What the exercise asks >> Once a line is found to contain "down", copy it out of the listing.

Provided records >>
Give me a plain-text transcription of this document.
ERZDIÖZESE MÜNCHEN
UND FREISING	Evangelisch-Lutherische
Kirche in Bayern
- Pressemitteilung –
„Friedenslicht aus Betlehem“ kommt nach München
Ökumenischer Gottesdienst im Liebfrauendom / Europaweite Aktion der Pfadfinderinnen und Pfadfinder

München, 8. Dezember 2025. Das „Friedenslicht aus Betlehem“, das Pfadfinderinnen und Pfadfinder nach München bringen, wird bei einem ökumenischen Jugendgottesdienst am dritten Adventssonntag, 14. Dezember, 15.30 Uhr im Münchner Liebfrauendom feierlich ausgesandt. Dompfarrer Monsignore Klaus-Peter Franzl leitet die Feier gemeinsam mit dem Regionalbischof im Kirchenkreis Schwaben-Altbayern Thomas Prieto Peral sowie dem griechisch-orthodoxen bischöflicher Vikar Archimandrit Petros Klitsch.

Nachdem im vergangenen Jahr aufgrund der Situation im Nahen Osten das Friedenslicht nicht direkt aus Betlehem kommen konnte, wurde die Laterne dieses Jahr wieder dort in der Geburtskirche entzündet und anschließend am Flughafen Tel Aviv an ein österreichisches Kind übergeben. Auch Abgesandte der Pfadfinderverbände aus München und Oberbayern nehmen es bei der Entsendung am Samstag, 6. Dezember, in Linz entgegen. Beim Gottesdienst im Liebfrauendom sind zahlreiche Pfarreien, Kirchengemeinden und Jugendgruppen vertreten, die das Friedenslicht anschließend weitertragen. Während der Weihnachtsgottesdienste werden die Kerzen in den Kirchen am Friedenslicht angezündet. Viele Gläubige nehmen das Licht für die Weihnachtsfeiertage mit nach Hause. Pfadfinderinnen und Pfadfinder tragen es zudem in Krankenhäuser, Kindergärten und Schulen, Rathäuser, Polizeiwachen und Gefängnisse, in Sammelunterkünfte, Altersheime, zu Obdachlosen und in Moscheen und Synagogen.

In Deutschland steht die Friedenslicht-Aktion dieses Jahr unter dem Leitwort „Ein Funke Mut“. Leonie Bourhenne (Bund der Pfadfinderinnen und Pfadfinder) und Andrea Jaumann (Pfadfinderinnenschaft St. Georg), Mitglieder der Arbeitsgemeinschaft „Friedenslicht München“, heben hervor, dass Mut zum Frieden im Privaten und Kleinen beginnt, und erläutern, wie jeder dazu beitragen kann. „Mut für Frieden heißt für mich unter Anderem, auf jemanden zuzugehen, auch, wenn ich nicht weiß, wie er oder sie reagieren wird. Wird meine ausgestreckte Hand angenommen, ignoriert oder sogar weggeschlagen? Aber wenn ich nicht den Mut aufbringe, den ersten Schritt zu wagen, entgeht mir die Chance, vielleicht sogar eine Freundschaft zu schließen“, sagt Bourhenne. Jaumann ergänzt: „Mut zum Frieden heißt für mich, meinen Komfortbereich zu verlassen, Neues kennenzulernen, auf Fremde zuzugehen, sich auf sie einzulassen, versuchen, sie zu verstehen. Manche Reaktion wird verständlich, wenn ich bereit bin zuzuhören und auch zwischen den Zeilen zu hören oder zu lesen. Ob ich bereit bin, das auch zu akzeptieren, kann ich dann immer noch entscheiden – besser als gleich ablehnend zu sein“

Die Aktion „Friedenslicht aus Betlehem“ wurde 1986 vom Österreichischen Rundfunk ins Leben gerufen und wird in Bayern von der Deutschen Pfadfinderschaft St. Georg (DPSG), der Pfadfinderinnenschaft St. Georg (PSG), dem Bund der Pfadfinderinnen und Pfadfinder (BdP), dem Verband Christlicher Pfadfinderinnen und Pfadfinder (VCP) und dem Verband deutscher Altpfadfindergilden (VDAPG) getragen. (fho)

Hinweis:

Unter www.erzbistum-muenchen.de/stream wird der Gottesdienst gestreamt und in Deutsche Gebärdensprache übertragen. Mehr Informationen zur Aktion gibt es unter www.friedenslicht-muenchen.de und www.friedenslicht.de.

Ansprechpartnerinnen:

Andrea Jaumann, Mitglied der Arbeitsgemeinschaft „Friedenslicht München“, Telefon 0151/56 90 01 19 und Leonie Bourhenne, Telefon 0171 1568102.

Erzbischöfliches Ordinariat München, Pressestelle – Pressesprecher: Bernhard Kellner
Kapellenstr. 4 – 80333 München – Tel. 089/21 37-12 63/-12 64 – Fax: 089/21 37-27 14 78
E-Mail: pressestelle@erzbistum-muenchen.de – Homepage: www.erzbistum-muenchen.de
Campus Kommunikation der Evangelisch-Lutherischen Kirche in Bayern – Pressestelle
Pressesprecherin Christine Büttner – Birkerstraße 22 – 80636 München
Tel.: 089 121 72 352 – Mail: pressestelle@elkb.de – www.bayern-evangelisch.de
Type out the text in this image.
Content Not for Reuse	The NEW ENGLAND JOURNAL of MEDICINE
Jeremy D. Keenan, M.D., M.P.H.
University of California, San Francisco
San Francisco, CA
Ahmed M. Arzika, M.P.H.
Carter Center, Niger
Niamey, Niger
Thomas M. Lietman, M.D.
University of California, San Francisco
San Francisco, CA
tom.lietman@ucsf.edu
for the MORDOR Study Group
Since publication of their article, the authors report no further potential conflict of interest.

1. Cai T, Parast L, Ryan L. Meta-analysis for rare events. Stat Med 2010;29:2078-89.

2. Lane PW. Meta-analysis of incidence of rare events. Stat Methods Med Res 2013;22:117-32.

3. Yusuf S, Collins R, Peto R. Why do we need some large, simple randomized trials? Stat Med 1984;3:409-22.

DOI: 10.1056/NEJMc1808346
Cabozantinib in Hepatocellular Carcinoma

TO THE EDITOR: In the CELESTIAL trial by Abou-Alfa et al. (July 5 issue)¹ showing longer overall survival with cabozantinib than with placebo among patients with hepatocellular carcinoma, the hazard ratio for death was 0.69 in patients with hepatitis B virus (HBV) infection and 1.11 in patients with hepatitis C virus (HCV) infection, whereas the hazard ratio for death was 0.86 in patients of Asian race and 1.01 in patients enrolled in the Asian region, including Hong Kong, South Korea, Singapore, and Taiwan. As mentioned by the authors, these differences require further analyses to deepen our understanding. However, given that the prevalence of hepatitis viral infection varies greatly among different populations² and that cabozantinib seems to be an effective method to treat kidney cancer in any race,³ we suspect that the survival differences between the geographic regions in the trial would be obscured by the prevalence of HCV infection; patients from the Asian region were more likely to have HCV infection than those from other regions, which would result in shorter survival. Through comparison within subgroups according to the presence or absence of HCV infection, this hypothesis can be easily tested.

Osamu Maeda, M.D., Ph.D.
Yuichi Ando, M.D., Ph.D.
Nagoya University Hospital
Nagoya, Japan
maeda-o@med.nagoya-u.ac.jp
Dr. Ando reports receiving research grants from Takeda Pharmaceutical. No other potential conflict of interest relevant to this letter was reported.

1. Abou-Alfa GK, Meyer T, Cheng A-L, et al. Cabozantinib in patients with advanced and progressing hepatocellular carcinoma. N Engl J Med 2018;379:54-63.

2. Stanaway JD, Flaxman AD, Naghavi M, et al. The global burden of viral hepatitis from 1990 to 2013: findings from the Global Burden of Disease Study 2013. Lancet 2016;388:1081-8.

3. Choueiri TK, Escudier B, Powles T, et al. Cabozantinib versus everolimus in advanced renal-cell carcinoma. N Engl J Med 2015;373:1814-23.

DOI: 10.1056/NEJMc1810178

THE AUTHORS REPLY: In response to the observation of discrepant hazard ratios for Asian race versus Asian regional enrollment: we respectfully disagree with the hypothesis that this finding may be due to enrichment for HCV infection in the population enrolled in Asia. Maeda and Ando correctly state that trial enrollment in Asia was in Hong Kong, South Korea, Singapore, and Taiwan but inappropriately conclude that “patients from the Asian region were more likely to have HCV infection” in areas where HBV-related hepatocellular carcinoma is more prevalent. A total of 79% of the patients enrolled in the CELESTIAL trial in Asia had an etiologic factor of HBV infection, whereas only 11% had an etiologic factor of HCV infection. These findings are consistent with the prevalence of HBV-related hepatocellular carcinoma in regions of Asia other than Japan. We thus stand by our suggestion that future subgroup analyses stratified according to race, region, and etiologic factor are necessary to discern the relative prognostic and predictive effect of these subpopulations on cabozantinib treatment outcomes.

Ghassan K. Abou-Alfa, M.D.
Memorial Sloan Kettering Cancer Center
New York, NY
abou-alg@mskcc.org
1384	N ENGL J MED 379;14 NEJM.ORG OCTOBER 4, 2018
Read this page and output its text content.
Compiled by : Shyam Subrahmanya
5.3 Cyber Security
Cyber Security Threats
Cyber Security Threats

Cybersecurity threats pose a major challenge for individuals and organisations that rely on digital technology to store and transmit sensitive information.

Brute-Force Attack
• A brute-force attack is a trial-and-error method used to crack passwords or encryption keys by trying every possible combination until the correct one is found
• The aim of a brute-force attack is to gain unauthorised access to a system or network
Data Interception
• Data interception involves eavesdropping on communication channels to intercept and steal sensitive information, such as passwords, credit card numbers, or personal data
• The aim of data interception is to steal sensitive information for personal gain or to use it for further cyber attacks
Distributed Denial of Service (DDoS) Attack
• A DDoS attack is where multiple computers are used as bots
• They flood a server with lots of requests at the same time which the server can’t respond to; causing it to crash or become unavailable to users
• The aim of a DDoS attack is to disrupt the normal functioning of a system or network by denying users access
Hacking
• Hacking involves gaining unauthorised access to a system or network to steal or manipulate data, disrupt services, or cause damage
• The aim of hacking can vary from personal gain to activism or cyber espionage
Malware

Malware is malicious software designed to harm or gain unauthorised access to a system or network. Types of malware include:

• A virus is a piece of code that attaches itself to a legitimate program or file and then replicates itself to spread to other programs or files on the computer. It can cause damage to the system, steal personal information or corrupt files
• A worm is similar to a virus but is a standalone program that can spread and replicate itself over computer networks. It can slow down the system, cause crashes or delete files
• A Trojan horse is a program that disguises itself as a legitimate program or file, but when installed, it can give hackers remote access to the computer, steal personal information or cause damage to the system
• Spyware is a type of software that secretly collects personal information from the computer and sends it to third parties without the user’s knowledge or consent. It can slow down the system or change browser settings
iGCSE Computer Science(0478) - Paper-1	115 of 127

Solution to this task >>
• A worm is similar to a virus but is a standalone program that can spread and replicate itself over computer networks. It can slow down the system, cause crashes or delete files
• Spyware is a type of software that secretly collects personal information from the computer and sends it to third parties without the user’s knowledge or consent. It can slow down the system or change browser settings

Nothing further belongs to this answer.